→ TO DO:
Only the number is wanted: count the lines that include the word "hiermit".

→ RECORDS FOR THIS TASK:

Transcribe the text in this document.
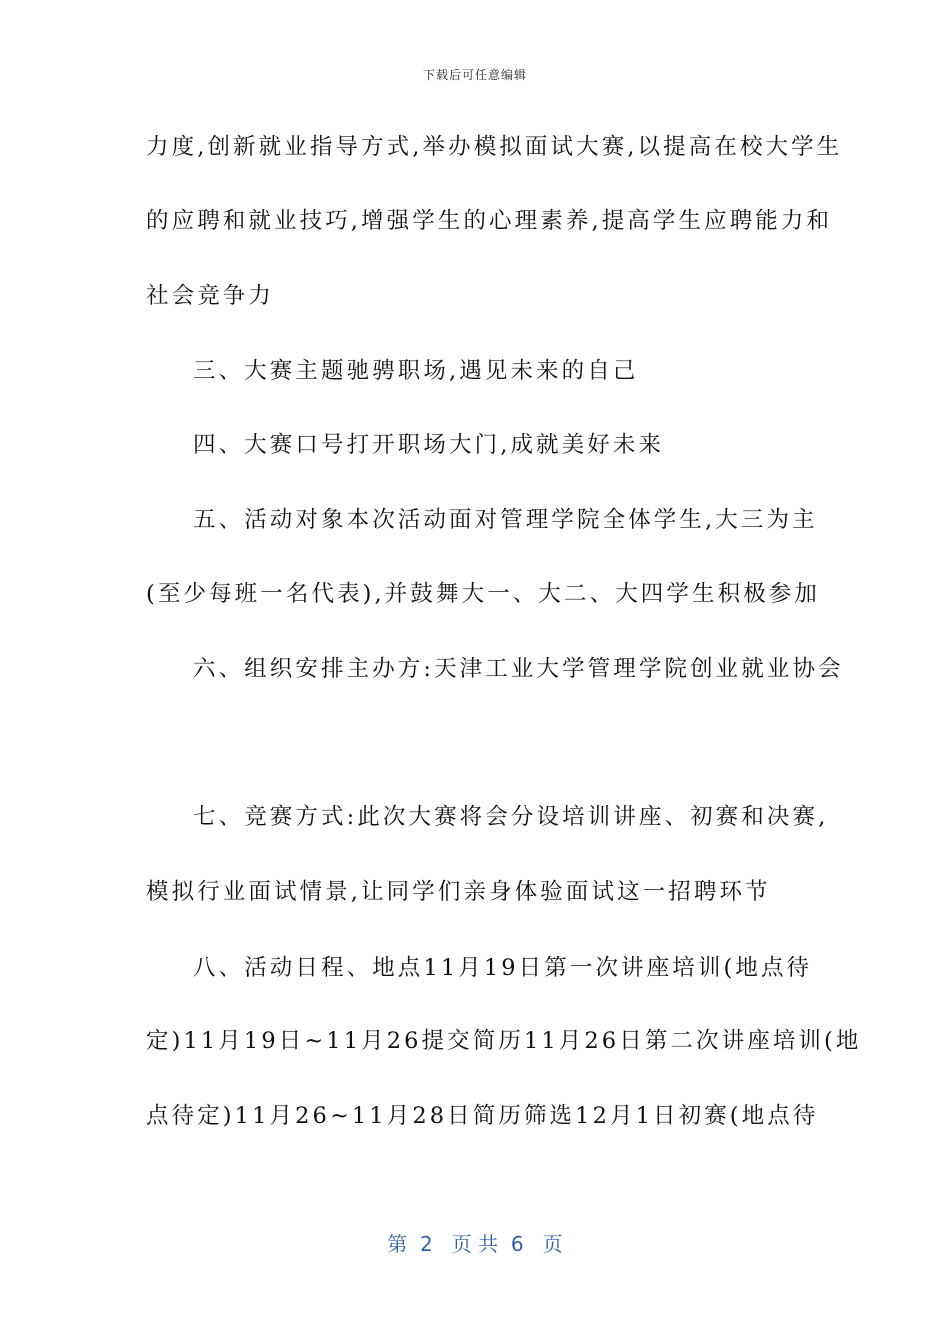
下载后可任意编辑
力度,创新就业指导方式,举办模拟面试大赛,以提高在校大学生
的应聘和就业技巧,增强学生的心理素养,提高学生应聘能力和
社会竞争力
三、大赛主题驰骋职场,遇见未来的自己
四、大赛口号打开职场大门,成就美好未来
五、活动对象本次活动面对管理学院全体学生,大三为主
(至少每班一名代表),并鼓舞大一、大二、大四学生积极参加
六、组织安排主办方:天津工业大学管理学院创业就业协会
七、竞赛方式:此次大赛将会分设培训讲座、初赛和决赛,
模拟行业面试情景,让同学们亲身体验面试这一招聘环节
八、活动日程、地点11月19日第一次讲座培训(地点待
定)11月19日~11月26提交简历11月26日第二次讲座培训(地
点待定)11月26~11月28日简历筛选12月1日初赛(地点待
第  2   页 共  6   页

==

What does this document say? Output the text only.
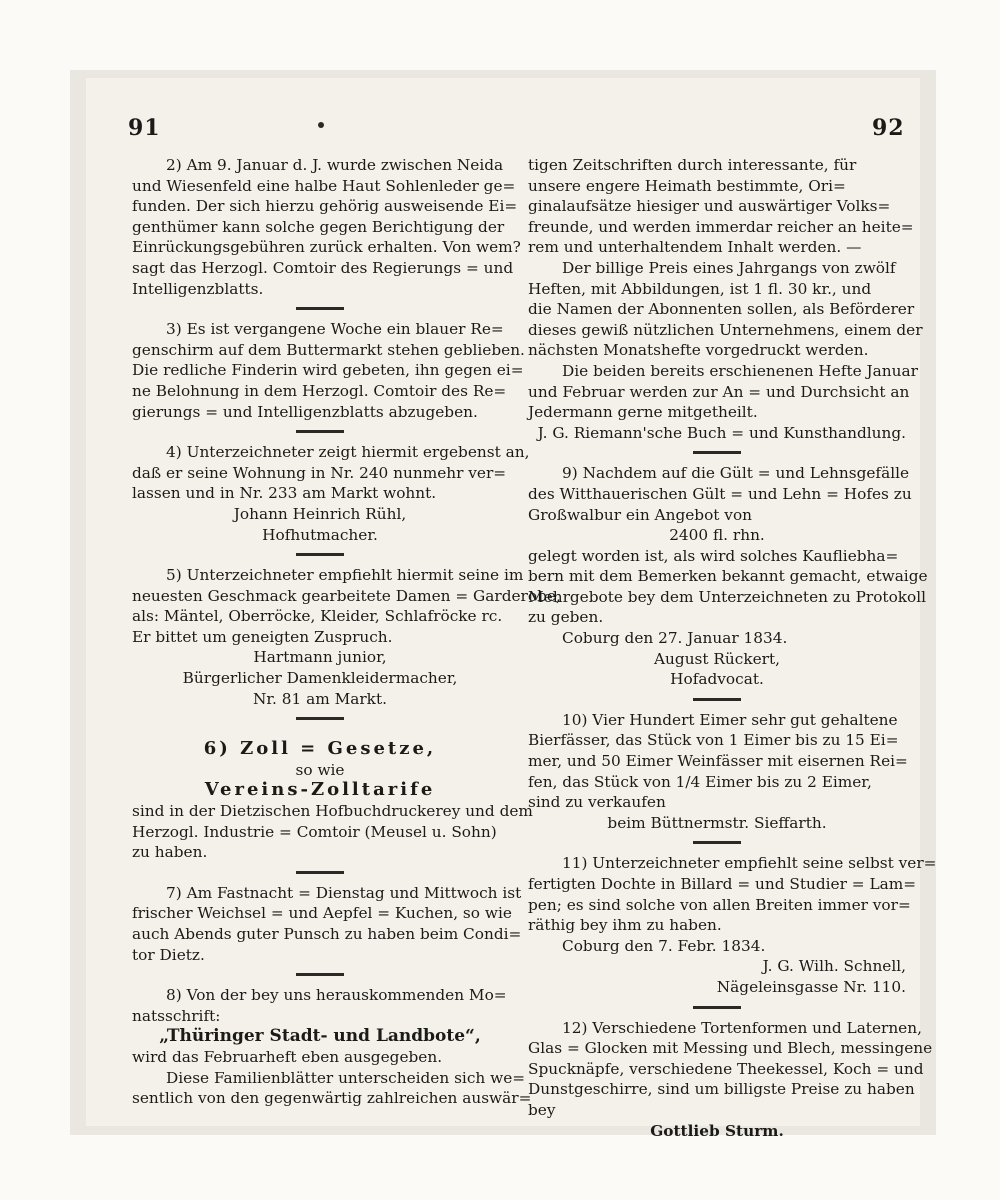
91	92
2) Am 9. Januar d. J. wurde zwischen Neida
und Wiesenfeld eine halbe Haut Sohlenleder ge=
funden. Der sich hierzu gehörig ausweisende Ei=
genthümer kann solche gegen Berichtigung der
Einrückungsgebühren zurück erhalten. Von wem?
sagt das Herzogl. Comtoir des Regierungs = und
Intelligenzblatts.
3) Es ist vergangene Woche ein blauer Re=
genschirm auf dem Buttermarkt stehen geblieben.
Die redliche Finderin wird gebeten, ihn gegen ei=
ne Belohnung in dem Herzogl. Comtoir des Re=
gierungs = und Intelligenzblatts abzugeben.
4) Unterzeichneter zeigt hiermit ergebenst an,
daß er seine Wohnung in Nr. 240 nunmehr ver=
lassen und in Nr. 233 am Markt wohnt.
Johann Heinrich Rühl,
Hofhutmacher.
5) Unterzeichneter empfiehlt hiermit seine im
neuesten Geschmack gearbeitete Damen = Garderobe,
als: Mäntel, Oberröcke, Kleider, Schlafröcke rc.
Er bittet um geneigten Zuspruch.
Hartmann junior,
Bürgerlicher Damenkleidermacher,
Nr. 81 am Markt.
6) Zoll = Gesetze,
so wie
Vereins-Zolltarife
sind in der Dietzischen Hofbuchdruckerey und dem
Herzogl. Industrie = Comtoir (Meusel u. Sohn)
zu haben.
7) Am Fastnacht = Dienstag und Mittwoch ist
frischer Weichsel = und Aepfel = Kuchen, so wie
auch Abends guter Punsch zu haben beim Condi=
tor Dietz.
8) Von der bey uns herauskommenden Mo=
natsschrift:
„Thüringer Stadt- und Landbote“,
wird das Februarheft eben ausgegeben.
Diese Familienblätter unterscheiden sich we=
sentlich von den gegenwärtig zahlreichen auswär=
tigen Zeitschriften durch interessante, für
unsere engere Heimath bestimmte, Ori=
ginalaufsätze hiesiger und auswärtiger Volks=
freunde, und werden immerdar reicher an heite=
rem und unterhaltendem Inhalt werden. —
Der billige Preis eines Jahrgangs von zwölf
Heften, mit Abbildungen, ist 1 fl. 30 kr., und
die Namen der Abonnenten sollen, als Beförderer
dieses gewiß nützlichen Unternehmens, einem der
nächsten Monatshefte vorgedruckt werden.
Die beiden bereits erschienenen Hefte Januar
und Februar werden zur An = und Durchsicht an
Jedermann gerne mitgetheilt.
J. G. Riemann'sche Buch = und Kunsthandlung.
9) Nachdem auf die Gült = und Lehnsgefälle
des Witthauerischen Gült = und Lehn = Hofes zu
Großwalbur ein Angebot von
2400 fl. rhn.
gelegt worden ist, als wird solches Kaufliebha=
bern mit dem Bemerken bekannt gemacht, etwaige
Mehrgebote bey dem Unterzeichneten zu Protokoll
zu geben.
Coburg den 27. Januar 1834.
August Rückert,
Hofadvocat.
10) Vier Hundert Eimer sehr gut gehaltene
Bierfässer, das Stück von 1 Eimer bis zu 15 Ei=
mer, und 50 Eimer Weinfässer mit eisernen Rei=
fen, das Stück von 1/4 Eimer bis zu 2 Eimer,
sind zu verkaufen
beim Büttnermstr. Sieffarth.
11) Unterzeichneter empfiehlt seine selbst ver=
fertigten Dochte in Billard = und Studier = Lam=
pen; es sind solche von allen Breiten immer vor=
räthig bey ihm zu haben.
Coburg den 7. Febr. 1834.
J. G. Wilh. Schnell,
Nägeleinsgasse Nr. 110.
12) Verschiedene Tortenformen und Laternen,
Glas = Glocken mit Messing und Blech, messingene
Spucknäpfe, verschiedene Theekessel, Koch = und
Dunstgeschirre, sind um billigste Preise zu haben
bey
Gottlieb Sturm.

→ OUTPUT OF THE EXERCISE:
2